Begin
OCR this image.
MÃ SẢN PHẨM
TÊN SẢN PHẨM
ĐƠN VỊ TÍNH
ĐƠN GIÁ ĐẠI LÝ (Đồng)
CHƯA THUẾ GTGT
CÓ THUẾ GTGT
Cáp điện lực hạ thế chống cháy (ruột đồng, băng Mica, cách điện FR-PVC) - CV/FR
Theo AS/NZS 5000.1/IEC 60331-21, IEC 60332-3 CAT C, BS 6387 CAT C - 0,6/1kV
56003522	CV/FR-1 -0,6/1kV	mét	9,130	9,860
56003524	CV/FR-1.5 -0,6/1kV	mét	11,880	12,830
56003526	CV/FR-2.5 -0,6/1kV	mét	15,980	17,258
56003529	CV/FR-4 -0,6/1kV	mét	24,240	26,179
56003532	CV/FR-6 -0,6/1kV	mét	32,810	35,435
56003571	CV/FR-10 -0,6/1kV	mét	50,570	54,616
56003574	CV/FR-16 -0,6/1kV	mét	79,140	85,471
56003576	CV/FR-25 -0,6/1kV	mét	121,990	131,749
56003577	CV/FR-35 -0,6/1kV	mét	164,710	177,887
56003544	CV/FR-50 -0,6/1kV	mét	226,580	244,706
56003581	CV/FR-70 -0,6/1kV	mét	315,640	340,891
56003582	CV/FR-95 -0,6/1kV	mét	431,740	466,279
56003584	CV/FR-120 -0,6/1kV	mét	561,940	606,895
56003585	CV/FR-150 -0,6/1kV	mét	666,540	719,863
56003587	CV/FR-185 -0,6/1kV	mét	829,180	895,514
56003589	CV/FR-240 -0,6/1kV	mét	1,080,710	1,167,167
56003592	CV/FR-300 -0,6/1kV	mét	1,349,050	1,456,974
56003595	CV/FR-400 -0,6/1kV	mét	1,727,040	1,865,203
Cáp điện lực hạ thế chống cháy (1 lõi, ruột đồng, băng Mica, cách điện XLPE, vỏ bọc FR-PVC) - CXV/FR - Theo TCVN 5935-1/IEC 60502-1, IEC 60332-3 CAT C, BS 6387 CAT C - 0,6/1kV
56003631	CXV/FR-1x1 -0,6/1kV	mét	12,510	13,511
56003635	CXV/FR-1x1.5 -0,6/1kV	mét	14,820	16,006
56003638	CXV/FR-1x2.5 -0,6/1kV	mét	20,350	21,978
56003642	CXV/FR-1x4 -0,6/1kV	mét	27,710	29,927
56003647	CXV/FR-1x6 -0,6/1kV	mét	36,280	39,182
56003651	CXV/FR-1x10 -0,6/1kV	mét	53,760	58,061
End
**Task instructions:** Copy every line from the records above that contains the word "cháy".

**Answer to the exercise:**
Cáp điện lực hạ thế chống cháy (ruột đồng, băng Mica, cách điện FR-PVC) - CV/FR
Cáp điện lực hạ thế chống cháy (1 lõi, ruột đồng, băng Mica, cách điện XLPE, vỏ bọc FR-PVC) - CXV/FR - Theo TCVN 5935-1/IEC 60502-1, IEC 60332-3 CAT C, BS 6387 CAT C - 0,6/1kV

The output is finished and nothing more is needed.